Work to do => Find each line in the following listing that has the string "cooking", then state the count and nothing else.

Supplied data =>
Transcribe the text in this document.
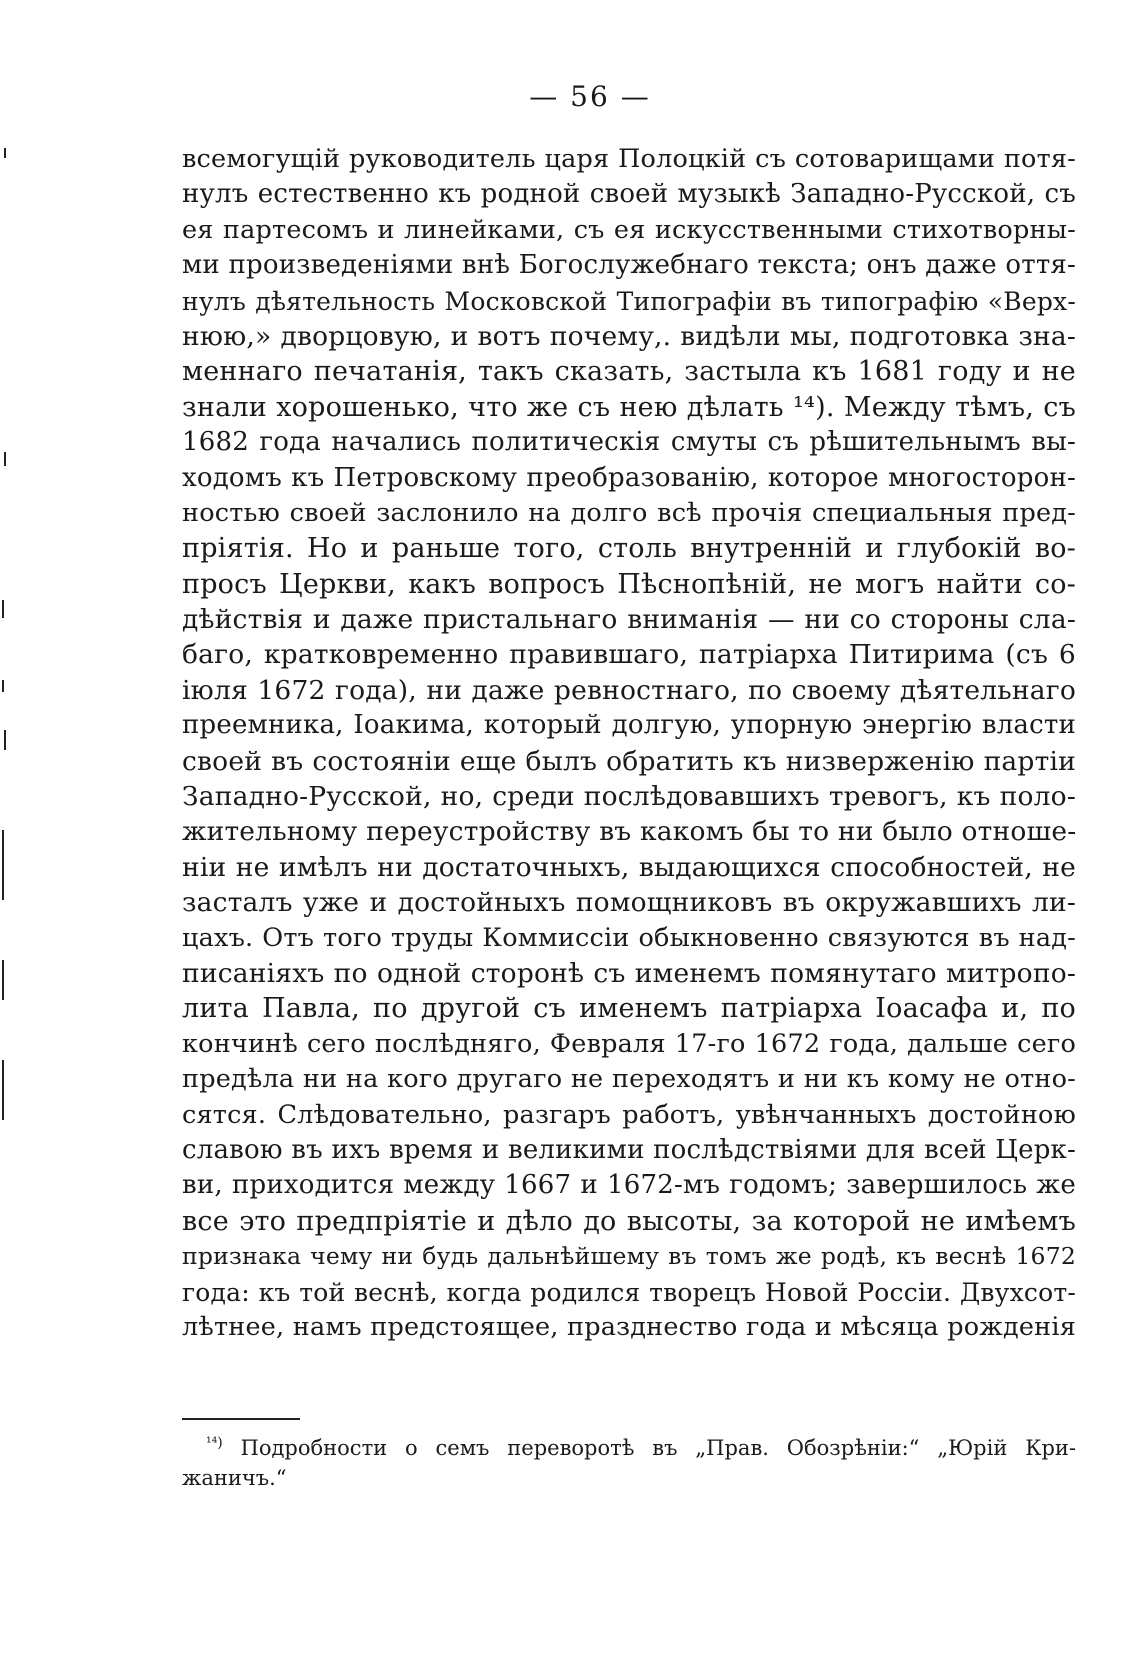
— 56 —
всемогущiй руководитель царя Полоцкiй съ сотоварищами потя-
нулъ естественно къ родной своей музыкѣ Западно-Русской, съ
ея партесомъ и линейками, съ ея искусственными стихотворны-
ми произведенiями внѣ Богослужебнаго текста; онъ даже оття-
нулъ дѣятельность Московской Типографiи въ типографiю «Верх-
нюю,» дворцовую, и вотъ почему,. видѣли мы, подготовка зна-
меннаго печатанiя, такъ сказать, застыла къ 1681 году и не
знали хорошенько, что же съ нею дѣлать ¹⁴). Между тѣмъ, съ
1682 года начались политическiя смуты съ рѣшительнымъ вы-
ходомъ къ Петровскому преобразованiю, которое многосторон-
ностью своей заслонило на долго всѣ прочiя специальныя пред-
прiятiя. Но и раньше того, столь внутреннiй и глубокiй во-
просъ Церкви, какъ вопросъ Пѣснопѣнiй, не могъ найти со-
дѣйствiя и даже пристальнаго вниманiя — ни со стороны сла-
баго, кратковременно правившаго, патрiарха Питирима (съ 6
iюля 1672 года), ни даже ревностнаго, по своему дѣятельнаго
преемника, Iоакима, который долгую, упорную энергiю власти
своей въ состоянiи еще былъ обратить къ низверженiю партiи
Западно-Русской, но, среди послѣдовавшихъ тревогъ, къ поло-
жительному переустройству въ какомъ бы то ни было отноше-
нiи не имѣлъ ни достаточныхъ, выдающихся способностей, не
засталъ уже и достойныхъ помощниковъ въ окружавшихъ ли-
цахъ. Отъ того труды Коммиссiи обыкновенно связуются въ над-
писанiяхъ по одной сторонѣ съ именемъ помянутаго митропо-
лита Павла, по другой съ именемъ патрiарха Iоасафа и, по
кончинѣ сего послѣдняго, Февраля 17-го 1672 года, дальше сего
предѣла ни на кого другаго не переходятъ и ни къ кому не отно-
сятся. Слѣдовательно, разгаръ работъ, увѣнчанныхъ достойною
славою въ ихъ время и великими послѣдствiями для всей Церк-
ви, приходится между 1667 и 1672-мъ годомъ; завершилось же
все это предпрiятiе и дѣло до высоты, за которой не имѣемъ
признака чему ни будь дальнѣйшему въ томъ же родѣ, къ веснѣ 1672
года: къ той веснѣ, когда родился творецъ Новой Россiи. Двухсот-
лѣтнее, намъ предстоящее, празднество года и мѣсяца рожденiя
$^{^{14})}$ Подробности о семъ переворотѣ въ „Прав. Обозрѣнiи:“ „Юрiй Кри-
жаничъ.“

...

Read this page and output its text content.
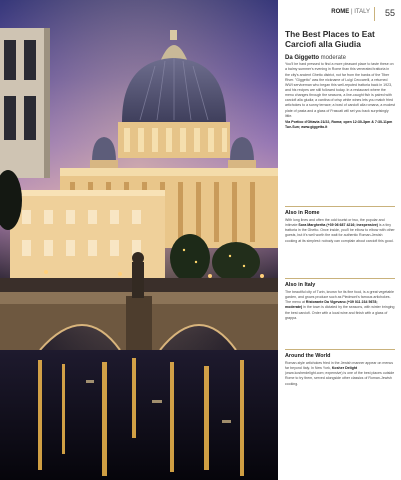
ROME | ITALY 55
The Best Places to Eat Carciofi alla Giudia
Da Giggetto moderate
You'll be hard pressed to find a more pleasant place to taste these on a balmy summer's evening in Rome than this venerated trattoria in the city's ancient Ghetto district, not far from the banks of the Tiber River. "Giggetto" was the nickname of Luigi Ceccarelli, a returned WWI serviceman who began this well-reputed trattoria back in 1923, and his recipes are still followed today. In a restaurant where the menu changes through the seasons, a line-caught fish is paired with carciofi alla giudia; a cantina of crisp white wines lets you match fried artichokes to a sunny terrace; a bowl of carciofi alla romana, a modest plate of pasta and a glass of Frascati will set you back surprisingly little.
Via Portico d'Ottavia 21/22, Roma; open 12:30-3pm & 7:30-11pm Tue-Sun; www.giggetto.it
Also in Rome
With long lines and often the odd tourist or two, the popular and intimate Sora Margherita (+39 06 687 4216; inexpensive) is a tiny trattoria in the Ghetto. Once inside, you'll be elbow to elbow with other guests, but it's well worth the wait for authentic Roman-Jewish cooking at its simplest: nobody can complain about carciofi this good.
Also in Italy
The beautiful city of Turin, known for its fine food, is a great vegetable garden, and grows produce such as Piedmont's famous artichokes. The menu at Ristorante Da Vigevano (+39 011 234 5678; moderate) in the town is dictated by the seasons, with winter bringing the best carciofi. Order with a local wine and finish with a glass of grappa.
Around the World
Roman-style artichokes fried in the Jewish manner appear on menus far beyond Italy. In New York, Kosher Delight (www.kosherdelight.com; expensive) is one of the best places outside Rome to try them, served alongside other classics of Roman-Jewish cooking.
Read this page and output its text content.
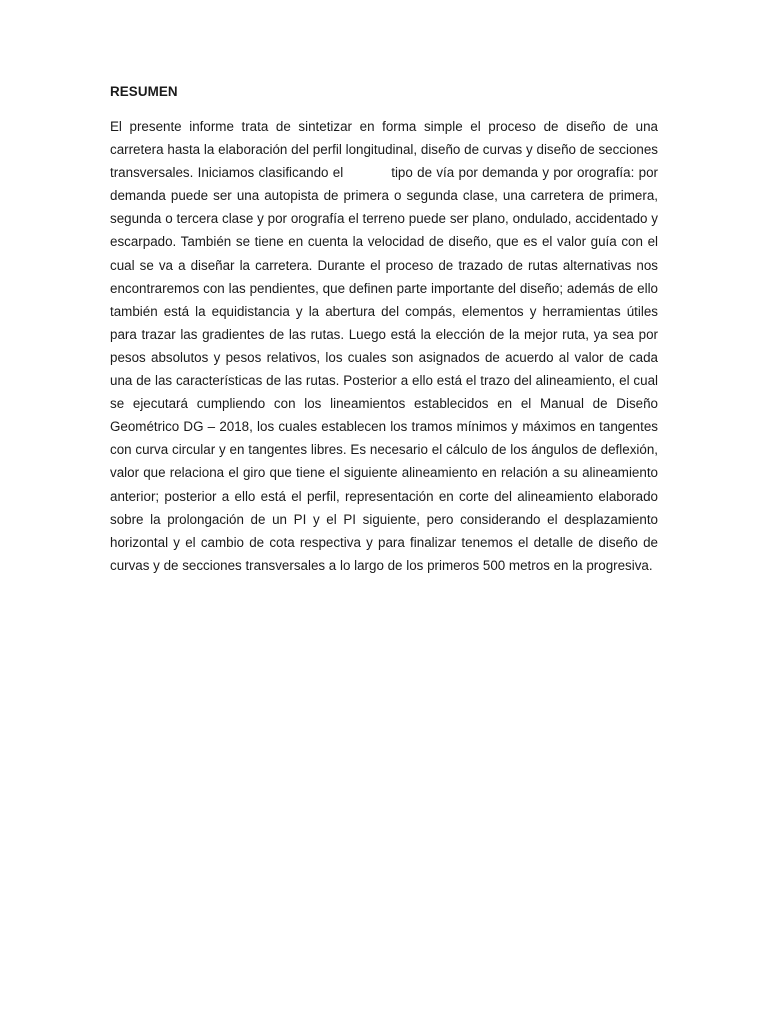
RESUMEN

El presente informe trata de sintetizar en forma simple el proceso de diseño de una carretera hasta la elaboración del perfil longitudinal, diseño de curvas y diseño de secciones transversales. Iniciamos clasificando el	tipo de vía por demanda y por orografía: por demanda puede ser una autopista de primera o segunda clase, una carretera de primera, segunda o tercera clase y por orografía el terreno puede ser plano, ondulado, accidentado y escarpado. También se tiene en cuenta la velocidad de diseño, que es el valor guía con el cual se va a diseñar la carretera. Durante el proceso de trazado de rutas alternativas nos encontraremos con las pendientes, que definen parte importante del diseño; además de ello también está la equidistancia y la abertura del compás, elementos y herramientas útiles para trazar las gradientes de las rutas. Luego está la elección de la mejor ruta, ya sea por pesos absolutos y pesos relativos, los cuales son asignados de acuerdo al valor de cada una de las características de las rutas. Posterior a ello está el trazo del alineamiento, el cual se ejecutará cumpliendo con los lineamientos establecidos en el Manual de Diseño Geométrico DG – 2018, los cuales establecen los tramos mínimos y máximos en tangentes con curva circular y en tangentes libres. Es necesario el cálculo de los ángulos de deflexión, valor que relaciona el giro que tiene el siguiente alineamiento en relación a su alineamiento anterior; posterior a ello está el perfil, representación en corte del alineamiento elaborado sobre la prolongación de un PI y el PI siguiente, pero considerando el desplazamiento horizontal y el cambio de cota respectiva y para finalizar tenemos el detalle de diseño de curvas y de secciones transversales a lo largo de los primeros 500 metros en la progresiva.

--

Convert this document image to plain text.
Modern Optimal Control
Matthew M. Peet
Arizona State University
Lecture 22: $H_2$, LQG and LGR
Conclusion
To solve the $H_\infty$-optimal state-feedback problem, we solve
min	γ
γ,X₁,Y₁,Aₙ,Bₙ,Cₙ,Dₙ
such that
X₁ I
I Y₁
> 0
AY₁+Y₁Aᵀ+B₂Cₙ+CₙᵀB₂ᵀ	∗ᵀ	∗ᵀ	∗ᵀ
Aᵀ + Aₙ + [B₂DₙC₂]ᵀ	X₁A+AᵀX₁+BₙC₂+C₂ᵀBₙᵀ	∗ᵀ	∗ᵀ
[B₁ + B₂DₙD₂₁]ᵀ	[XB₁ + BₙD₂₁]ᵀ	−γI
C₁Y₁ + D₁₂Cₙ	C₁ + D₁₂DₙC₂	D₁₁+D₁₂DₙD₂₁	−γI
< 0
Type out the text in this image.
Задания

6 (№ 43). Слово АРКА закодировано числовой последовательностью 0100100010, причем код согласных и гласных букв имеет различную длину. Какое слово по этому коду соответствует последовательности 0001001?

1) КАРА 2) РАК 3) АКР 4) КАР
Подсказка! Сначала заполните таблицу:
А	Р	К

The reply => 2